Keep the pictures out and restate every record exactly.

"""

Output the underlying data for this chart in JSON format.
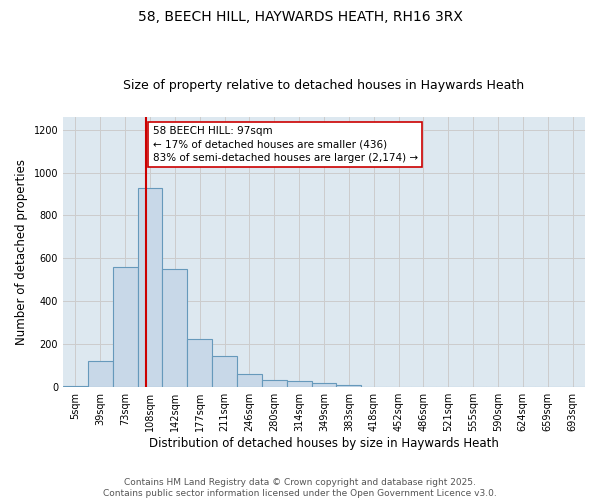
{
  "title": "58, BEECH HILL, HAYWARDS HEATH, RH16 3RX",
  "subtitle": "Size of property relative to detached houses in Haywards Heath",
  "xlabel": "Distribution of detached houses by size in Haywards Heath",
  "ylabel": "Number of detached properties",
  "categories": [
    "5sqm",
    "39sqm",
    "73sqm",
    "108sqm",
    "142sqm",
    "177sqm",
    "211sqm",
    "246sqm",
    "280sqm",
    "314sqm",
    "349sqm",
    "383sqm",
    "418sqm",
    "452sqm",
    "486sqm",
    "521sqm",
    "555sqm",
    "590sqm",
    "624sqm",
    "659sqm",
    "693sqm"
  ],
  "values": [
    5,
    120,
    560,
    930,
    550,
    225,
    145,
    60,
    35,
    30,
    18,
    8,
    0,
    0,
    0,
    0,
    0,
    0,
    0,
    0,
    0
  ],
  "bar_color": "#c8d8e8",
  "bar_edge_color": "#6699bb",
  "vline_x": 2.85,
  "vline_color": "#cc0000",
  "annotation_line1": "58 BEECH HILL: 97sqm",
  "annotation_line2": "← 17% of detached houses are smaller (436)",
  "annotation_line3": "83% of semi-detached houses are larger (2,174) →",
  "annotation_box_color": "#ffffff",
  "annotation_box_edge": "#cc0000",
  "ylim": [
    0,
    1260
  ],
  "yticks": [
    0,
    200,
    400,
    600,
    800,
    1000,
    1200
  ],
  "grid_color": "#cccccc",
  "background_color": "#dde8f0",
  "footer_text": "Contains HM Land Registry data © Crown copyright and database right 2025.\nContains public sector information licensed under the Open Government Licence v3.0.",
  "title_fontsize": 10,
  "subtitle_fontsize": 9,
  "axis_label_fontsize": 8.5,
  "tick_fontsize": 7,
  "annotation_fontsize": 7.5,
  "footer_fontsize": 6.5
}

"""

### Problem solution
Output the underlying data for this chart in JSON format.
{
  "title": "58, BEECH HILL, HAYWARDS HEATH, RH16 3RX",
  "subtitle": "Size of property relative to detached houses in Haywards Heath",
  "xlabel": "Distribution of detached houses by size in Haywards Heath",
  "ylabel": "Number of detached properties",
  "categories": [
    "5sqm",
    "39sqm",
    "73sqm",
    "108sqm",
    "142sqm",
    "177sqm",
    "211sqm",
    "246sqm",
    "280sqm",
    "314sqm",
    "349sqm",
    "383sqm",
    "418sqm",
    "452sqm",
    "486sqm",
    "521sqm",
    "555sqm",
    "590sqm",
    "624sqm",
    "659sqm",
    "693sqm"
  ],
  "values": [
    5,
    120,
    560,
    930,
    550,
    225,
    145,
    60,
    35,
    30,
    18,
    8,
    0,
    0,
    0,
    0,
    0,
    0,
    0,
    0,
    0
  ],
  "bar_color": "#c8d8e8",
  "bar_edge_color": "#6699bb",
  "vline_x": 2.85,
  "vline_color": "#cc0000",
  "annotation_line1": "58 BEECH HILL: 97sqm",
  "annotation_line2": "← 17% of detached houses are smaller (436)",
  "annotation_line3": "83% of semi-detached houses are larger (2,174) →",
  "annotation_box_color": "#ffffff",
  "annotation_box_edge": "#cc0000",
  "ylim": [
    0,
    1260
  ],
  "yticks": [
    0,
    200,
    400,
    600,
    800,
    1000,
    1200
  ],
  "grid_color": "#cccccc",
  "background_color": "#dde8f0",
  "footer_text": "Contains HM Land Registry data © Crown copyright and database right 2025.\nContains public sector information licensed under the Open Government Licence v3.0.",
  "title_fontsize": 10,
  "subtitle_fontsize": 9,
  "axis_label_fontsize": 8.5,
  "tick_fontsize": 7,
  "annotation_fontsize": 7.5,
  "footer_fontsize": 6.5
}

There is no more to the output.